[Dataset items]
--
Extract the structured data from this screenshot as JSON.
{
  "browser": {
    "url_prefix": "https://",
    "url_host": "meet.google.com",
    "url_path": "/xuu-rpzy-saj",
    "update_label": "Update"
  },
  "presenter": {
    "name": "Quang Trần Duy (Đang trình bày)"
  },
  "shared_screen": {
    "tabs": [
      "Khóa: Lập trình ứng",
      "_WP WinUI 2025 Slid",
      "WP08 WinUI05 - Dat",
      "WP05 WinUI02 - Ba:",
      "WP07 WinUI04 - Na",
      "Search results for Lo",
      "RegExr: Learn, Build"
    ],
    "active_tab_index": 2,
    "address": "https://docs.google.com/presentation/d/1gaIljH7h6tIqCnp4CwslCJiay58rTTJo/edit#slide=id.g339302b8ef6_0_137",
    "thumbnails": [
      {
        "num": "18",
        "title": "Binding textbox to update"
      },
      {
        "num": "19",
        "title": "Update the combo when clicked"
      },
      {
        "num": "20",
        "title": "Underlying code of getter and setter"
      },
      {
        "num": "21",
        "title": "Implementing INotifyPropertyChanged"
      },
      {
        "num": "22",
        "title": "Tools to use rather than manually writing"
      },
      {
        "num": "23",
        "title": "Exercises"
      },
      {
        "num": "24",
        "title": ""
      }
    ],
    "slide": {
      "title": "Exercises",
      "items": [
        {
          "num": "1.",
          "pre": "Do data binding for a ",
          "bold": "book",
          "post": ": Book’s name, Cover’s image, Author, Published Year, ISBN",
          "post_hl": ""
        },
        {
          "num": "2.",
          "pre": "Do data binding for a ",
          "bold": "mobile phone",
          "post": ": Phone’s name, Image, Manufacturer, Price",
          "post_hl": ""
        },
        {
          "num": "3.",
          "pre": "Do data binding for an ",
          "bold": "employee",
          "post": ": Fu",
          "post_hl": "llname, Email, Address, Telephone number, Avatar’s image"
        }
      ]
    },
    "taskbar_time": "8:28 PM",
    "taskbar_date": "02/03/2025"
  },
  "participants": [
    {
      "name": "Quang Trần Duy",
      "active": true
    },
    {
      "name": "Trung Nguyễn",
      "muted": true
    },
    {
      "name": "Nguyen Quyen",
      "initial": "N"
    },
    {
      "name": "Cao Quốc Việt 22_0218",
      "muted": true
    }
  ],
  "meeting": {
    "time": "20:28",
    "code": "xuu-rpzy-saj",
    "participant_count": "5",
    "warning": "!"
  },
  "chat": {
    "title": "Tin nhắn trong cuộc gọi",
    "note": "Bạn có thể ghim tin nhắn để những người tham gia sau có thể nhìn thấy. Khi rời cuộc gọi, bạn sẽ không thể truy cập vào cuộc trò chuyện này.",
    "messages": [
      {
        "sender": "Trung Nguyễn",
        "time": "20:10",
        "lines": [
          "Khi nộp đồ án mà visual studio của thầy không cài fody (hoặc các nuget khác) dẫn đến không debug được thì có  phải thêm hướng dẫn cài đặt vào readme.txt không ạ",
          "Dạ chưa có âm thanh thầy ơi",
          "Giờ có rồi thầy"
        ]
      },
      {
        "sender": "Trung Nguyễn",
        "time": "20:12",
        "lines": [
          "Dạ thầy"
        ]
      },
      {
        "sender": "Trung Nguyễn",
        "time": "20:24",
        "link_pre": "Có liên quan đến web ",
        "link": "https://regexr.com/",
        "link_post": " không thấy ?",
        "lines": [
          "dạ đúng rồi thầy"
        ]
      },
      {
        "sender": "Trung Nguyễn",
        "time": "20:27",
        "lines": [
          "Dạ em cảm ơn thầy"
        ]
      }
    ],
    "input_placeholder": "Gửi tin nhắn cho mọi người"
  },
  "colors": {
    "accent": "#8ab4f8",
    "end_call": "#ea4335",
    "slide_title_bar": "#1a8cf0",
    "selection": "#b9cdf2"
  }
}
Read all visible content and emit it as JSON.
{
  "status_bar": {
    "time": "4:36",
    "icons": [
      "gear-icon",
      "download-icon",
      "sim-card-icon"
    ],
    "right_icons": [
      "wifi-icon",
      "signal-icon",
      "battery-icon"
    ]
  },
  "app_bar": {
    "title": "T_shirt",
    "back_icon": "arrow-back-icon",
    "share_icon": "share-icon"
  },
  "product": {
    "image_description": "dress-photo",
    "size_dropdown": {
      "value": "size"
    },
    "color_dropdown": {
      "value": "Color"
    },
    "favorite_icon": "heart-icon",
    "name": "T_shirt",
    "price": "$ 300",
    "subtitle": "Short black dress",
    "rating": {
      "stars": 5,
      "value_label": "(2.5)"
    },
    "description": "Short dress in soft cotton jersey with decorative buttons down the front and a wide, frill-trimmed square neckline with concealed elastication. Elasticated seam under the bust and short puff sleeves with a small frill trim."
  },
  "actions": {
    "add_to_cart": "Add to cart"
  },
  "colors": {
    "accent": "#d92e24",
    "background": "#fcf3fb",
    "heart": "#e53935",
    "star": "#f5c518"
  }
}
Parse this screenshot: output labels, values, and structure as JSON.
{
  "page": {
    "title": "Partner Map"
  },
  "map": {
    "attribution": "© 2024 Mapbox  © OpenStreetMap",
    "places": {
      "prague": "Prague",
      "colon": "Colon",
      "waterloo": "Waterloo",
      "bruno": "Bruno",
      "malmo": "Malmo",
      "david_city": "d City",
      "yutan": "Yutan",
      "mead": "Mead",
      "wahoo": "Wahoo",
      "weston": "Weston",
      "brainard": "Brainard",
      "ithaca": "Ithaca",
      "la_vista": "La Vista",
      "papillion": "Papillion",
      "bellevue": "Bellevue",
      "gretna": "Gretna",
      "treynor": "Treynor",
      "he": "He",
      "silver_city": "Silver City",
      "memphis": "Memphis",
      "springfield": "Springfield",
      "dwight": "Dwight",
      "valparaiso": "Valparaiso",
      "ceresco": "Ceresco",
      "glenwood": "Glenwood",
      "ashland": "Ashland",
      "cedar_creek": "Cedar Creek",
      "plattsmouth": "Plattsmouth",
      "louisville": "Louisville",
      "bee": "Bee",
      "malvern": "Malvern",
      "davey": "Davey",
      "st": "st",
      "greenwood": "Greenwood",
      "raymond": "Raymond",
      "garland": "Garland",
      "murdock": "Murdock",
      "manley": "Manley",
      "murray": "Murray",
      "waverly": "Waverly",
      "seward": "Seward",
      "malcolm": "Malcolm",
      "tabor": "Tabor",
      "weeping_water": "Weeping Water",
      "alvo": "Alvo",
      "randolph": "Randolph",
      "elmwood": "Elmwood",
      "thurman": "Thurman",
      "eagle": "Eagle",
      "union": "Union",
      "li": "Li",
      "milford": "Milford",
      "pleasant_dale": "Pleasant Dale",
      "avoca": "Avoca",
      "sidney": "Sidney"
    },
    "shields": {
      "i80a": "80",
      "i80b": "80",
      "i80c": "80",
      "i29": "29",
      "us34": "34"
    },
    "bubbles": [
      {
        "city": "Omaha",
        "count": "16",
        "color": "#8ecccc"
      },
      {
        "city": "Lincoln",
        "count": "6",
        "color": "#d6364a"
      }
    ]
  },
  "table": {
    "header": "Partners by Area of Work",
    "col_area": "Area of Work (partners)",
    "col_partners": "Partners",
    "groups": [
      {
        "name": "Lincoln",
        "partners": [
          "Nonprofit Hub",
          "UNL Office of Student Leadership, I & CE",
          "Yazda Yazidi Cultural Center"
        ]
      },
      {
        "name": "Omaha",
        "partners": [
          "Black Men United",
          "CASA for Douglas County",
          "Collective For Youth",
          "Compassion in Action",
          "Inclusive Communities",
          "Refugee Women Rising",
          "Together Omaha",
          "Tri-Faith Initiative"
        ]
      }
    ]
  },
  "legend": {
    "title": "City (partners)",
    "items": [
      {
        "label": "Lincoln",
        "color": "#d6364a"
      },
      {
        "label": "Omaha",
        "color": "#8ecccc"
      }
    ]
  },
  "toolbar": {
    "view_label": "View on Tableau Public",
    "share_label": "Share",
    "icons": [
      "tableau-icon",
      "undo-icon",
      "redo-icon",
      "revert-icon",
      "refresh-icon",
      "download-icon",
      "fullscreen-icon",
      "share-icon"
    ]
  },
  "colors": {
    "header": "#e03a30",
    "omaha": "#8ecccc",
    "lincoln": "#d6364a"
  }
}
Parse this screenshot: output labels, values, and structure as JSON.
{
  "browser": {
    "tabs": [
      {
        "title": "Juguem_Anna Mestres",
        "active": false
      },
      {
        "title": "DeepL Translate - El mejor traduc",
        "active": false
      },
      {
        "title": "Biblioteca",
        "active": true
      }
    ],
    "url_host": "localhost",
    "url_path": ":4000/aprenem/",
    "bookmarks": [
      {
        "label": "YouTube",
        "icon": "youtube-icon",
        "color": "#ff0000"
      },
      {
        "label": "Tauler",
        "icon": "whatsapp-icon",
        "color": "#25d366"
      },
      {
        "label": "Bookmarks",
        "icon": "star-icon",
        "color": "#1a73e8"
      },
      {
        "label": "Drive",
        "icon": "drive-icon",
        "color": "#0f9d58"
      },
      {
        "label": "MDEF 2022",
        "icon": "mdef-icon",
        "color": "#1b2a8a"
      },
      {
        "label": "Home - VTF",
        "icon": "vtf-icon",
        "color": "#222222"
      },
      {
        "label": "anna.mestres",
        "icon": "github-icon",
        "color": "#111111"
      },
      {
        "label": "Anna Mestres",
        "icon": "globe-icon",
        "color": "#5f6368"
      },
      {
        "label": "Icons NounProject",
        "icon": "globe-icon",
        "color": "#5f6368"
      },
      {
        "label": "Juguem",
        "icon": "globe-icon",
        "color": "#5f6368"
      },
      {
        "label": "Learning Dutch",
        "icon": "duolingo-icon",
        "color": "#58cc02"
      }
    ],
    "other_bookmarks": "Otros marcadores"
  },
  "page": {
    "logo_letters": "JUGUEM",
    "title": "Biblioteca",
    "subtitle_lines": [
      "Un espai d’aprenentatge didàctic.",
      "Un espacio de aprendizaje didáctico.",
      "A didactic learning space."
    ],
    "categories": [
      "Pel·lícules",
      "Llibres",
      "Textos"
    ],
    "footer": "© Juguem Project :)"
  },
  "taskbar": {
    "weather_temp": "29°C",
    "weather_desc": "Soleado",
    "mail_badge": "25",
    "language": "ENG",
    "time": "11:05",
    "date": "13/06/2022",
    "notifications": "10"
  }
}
--
Find the lines above that include the string "thấy" and copy them.

**Solution:**
    "note": "Bạn có thể ghim tin nhắn để những người tham gia sau có thể nhìn thấy. Khi rời cuộc gọi, bạn sẽ không thể truy cập vào cuộc trò chuyện này.",
        "link_post": " không thấy ?",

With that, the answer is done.